What the task asks :: Reproduce the listing from its first line through the line containing "124, 893, 303]", inclusive, replacing "own line" with "separate line" and changing nothing else. Give only those lines.

────────

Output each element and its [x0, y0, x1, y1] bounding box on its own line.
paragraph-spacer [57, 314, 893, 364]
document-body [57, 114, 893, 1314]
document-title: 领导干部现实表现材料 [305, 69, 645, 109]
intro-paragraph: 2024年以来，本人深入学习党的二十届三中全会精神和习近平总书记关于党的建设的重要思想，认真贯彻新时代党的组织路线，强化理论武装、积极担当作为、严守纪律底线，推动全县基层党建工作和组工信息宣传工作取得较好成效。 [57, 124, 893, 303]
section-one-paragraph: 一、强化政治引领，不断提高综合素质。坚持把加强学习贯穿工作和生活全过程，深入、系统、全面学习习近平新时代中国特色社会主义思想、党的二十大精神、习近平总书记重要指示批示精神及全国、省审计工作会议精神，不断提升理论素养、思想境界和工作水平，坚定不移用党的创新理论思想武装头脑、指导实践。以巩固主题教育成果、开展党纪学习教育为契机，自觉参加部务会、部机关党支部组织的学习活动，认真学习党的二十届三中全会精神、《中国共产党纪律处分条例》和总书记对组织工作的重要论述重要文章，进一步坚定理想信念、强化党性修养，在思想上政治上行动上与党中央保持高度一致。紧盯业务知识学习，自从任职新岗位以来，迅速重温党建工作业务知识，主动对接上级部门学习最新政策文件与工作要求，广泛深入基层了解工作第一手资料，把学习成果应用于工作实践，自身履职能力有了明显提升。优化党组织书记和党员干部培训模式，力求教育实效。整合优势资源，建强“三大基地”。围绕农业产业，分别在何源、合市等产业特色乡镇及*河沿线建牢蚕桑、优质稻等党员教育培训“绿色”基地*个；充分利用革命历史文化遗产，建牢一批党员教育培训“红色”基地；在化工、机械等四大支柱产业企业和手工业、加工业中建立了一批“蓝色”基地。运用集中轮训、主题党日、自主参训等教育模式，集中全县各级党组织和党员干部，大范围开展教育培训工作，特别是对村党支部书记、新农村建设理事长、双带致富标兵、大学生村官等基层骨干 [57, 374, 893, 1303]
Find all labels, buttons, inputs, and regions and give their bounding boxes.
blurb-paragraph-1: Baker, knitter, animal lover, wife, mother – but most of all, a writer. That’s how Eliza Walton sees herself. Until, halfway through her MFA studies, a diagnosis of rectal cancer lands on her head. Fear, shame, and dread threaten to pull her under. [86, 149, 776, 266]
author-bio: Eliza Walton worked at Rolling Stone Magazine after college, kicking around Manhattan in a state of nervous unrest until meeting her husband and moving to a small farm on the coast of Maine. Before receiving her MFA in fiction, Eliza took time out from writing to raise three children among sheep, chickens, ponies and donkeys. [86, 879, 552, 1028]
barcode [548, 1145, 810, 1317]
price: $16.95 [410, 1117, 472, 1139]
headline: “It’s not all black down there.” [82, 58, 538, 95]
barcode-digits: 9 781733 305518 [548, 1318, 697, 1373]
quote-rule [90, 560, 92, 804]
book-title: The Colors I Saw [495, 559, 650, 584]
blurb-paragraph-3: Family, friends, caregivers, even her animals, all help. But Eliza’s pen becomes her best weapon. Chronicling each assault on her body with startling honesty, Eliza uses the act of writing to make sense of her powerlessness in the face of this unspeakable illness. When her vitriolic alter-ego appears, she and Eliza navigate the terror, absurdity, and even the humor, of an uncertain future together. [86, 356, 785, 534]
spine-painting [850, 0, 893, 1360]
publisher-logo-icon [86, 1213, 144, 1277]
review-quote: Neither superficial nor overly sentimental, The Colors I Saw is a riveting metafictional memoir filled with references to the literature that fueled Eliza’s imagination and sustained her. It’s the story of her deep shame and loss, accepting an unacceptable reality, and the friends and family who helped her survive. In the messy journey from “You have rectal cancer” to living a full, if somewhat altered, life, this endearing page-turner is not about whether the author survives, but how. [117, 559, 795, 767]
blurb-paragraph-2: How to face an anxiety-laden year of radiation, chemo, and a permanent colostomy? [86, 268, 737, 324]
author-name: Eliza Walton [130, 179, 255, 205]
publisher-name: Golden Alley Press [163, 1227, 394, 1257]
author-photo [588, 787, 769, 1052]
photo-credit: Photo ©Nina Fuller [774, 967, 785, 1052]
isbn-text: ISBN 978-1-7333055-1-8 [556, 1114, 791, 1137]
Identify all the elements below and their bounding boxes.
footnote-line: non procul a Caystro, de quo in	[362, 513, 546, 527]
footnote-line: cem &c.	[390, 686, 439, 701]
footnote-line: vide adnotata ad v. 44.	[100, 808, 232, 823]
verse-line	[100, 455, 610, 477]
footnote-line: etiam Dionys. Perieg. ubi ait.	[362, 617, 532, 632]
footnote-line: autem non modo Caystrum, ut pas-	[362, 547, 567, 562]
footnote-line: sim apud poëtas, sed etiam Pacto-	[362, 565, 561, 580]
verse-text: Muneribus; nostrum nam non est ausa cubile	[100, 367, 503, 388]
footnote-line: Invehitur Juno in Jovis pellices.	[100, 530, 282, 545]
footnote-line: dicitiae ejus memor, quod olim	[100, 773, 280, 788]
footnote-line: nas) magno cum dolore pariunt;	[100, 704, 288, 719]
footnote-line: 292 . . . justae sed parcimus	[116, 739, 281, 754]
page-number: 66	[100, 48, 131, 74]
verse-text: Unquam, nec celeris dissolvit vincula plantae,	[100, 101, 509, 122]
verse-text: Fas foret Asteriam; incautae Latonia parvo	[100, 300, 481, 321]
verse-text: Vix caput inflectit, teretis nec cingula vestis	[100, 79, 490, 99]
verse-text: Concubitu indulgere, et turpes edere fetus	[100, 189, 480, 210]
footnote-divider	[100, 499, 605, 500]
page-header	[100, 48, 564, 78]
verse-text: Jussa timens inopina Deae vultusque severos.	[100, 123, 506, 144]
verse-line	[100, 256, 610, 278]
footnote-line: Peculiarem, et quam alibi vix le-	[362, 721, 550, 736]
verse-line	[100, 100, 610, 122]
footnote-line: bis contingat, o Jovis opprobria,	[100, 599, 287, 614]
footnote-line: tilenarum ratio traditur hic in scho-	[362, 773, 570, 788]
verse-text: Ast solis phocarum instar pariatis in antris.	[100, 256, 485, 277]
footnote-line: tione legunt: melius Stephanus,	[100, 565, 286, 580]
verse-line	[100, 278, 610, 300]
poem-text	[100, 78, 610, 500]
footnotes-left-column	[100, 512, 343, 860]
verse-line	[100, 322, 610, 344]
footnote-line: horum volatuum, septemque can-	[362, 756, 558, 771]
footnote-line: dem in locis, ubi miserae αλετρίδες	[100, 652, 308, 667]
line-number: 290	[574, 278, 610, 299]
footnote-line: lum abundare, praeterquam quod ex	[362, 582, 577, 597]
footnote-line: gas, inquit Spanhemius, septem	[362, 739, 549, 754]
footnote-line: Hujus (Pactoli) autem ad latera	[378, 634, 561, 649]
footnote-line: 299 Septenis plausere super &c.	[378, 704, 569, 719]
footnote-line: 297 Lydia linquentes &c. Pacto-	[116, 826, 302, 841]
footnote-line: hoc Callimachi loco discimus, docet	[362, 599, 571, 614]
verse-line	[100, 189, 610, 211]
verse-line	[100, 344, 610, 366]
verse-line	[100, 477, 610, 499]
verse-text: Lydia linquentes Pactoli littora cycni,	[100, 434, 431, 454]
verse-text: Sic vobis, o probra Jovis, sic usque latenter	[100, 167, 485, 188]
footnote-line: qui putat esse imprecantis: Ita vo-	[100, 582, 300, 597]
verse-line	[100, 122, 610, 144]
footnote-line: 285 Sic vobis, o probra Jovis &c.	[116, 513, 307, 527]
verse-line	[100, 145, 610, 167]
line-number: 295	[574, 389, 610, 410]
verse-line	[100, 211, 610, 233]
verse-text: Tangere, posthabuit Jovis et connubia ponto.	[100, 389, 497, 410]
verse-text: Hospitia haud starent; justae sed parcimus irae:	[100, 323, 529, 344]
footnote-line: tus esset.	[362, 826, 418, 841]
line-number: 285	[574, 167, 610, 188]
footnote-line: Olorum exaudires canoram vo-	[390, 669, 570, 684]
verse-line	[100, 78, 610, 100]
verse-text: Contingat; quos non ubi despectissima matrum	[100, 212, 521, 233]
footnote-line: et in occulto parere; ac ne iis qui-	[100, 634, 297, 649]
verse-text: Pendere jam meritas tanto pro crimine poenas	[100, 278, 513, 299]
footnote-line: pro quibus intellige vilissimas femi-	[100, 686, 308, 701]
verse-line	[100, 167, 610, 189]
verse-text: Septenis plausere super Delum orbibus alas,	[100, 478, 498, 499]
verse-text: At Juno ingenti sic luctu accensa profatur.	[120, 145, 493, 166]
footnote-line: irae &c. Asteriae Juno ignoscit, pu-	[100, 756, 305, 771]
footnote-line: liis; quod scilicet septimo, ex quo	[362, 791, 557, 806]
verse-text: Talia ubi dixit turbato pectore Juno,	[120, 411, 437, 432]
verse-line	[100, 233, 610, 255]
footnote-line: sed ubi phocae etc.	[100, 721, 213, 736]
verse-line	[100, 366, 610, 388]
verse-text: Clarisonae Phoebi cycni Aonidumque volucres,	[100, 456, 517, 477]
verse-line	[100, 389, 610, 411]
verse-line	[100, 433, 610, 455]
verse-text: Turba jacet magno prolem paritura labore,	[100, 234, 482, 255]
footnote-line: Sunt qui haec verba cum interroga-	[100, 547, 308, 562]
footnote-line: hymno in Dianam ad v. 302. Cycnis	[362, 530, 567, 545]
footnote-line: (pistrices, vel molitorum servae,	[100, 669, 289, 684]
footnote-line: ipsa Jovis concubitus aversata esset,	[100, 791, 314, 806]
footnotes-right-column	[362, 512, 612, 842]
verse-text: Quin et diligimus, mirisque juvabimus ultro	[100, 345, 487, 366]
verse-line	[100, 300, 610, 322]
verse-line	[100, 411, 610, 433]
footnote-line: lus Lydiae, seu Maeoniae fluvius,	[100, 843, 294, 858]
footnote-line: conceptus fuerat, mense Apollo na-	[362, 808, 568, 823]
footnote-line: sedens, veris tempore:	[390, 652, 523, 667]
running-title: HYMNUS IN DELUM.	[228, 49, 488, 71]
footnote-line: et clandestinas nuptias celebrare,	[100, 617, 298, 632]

────────

Final result ::
Output each element and its [x0, y0, x1, y1] bounding box on its separate line.
paragraph-spacer [57, 314, 893, 364]
document-body [57, 114, 893, 1314]
document-title: 领导干部现实表现材料 [305, 69, 645, 109]
intro-paragraph: 2024年以来，本人深入学习党的二十届三中全会精神和习近平总书记关于党的建设的重要思想，认真贯彻新时代党的组织路线，强化理论武装、积极担当作为、严守纪律底线，推动全县基层党建工作和组工信息宣传工作取得较好成效。 [57, 124, 893, 303]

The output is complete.